**TO DO**
From the listing below, copy every line with the word "each".
[Opening DATA SHOWN section]
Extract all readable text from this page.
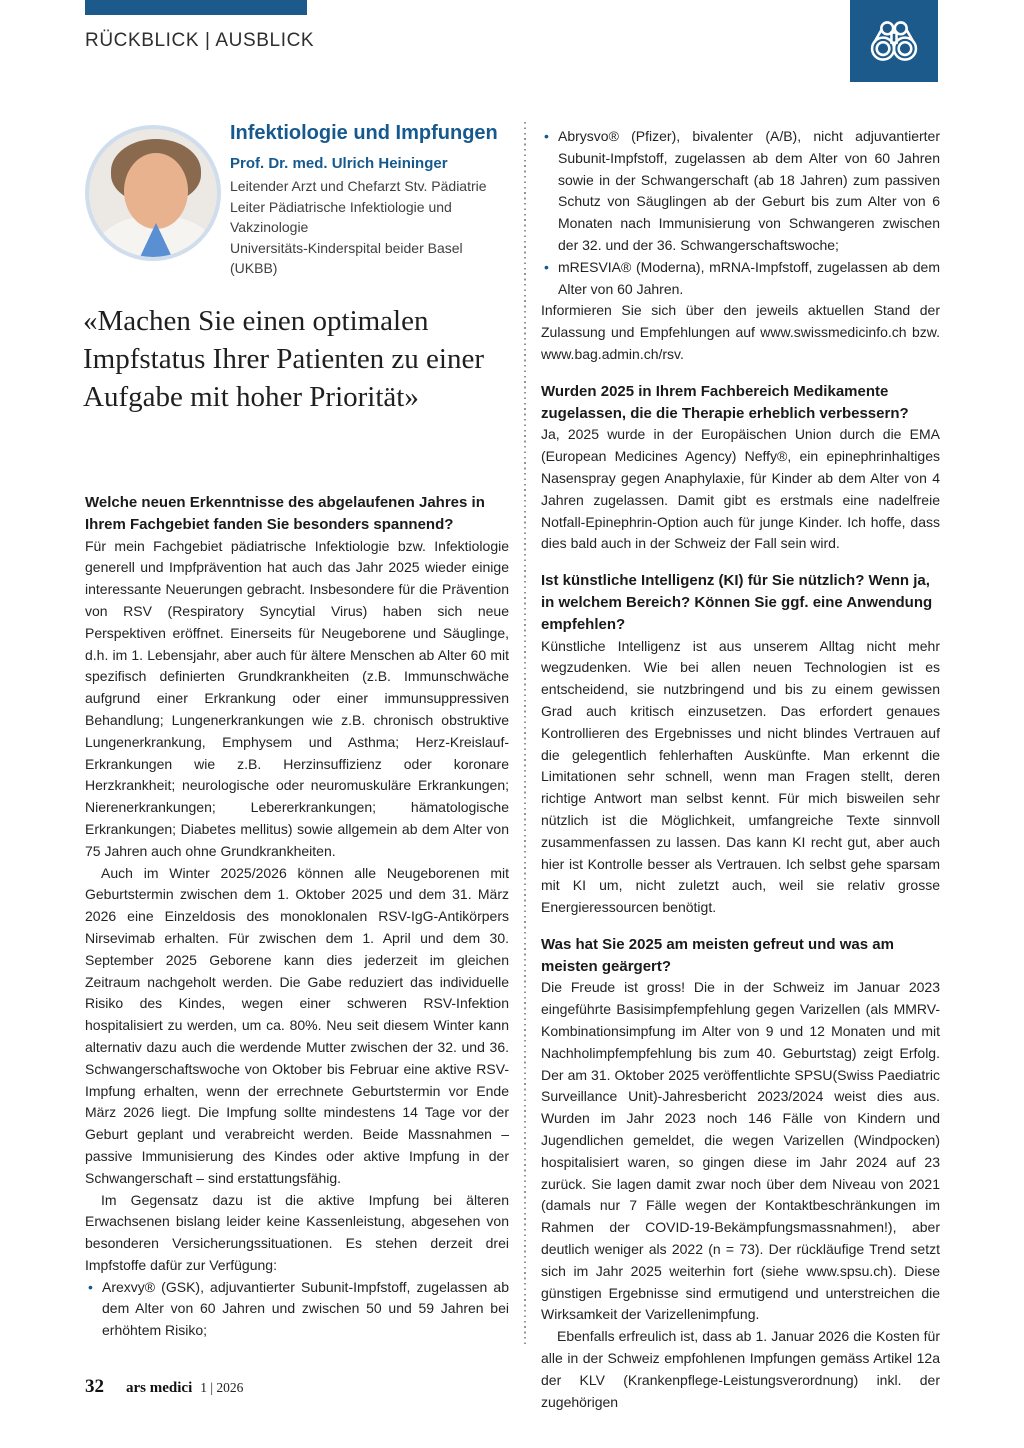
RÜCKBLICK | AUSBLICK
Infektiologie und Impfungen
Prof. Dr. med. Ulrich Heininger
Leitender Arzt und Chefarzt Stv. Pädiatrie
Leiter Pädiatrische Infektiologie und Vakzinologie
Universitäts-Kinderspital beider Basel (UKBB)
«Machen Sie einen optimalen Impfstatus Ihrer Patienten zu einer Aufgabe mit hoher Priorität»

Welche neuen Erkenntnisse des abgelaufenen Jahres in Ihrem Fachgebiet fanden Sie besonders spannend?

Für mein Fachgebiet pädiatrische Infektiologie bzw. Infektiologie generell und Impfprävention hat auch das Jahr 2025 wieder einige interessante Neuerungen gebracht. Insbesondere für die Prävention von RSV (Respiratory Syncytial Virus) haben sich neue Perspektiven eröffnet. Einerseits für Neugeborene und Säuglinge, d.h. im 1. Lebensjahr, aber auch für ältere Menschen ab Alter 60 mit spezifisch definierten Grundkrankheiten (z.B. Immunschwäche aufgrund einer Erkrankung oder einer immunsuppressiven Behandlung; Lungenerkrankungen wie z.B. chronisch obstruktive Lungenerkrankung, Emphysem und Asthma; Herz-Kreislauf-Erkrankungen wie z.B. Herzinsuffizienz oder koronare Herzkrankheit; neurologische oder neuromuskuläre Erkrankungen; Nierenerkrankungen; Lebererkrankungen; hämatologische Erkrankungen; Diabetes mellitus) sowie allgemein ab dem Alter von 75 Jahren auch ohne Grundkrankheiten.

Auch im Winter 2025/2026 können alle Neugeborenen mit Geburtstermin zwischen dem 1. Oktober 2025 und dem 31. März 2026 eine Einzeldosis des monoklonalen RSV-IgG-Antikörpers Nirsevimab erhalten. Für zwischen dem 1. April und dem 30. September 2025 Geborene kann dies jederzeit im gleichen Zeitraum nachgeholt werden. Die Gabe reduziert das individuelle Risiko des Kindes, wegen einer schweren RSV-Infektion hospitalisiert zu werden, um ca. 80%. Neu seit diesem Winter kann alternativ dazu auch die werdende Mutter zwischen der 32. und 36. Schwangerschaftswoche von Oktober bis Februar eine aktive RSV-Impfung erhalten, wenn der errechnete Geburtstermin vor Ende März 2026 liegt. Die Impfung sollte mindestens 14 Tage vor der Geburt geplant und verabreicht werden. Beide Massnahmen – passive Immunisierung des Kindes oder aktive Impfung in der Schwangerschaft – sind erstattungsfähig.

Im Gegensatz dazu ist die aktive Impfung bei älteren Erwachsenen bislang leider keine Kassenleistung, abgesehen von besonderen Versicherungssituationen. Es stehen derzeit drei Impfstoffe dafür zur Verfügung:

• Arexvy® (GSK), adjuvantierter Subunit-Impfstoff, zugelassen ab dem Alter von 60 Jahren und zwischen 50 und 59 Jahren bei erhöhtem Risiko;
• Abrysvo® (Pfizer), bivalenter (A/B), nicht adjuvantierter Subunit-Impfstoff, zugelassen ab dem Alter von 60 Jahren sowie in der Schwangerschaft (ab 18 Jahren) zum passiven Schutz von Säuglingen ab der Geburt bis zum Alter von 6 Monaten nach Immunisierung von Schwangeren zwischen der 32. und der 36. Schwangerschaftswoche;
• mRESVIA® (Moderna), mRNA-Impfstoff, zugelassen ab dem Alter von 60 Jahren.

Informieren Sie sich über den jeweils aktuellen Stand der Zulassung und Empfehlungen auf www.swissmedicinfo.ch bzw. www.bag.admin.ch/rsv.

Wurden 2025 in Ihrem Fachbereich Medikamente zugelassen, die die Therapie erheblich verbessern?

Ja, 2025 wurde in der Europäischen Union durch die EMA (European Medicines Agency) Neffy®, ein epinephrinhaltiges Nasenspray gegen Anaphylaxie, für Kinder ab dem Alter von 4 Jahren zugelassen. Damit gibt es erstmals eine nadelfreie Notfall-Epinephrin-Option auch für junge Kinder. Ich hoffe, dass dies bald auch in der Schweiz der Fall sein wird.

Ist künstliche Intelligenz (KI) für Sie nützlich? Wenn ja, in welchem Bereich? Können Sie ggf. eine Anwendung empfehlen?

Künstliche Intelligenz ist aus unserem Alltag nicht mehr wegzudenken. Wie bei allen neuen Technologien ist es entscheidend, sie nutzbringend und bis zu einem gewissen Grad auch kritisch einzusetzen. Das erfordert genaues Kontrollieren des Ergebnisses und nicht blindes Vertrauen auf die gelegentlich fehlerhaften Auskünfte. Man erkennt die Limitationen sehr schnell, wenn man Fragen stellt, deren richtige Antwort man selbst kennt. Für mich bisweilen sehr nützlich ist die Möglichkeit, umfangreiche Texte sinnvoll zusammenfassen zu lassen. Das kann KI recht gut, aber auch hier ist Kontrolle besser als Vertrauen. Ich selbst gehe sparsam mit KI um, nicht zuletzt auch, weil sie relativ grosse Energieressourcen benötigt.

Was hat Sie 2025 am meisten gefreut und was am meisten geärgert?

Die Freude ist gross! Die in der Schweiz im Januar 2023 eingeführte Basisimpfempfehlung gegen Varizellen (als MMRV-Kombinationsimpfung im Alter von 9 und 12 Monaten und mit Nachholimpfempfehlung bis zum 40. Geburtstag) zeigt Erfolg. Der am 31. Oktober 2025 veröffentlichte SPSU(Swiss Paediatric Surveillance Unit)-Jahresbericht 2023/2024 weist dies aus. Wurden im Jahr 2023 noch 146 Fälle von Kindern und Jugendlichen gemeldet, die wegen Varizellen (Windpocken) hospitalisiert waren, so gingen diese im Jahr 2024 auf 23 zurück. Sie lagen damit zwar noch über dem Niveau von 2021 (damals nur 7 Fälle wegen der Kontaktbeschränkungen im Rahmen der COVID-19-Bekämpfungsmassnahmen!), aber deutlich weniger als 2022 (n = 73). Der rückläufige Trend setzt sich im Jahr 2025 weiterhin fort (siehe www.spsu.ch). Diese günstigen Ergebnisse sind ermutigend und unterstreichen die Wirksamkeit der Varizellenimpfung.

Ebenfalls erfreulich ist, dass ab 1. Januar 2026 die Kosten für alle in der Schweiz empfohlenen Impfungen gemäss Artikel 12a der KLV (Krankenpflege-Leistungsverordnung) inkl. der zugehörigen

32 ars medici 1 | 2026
[Closing DATA SHOWN section]
[Opening DATA SHOWN section]
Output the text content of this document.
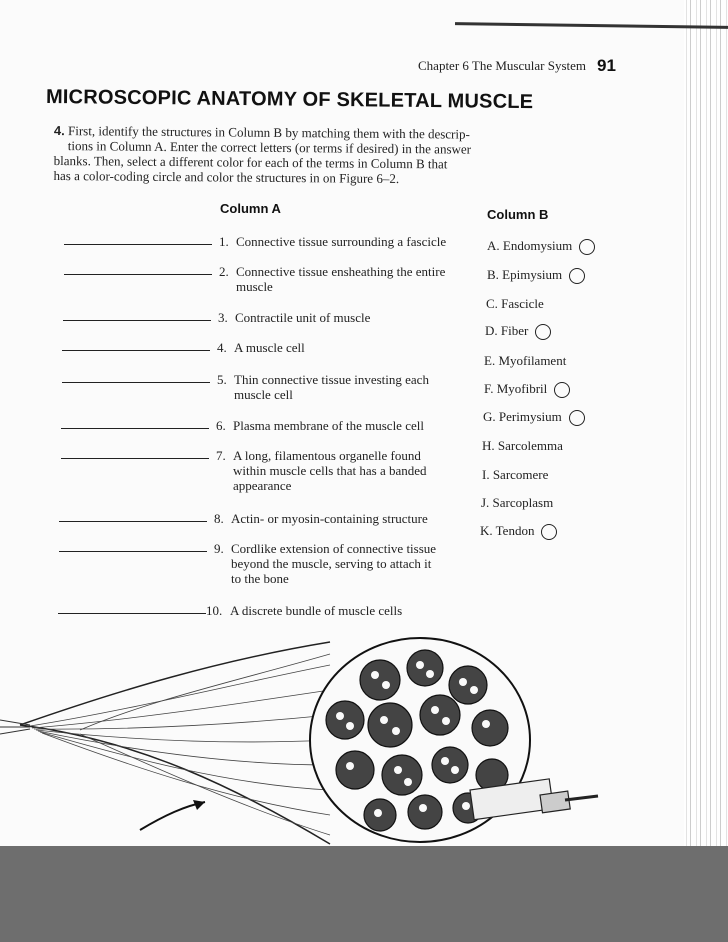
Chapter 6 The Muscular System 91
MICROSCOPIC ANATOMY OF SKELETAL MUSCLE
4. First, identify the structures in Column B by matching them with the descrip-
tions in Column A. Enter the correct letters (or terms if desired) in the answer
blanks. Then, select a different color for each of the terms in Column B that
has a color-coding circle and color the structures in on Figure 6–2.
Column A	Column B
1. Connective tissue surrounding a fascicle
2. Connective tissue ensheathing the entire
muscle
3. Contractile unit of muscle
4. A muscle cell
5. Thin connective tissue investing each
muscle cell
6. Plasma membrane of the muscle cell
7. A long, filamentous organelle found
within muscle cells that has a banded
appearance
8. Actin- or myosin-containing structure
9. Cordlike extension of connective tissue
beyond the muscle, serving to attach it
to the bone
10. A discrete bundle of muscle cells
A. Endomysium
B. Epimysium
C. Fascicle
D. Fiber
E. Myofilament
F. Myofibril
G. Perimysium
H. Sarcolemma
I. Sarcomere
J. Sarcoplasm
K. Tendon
[Closing DATA SHOWN section]
**ANSWER BOX**
blanks. Then, select a different color for each of the terms in Column B that
5. Thin connective tissue investing each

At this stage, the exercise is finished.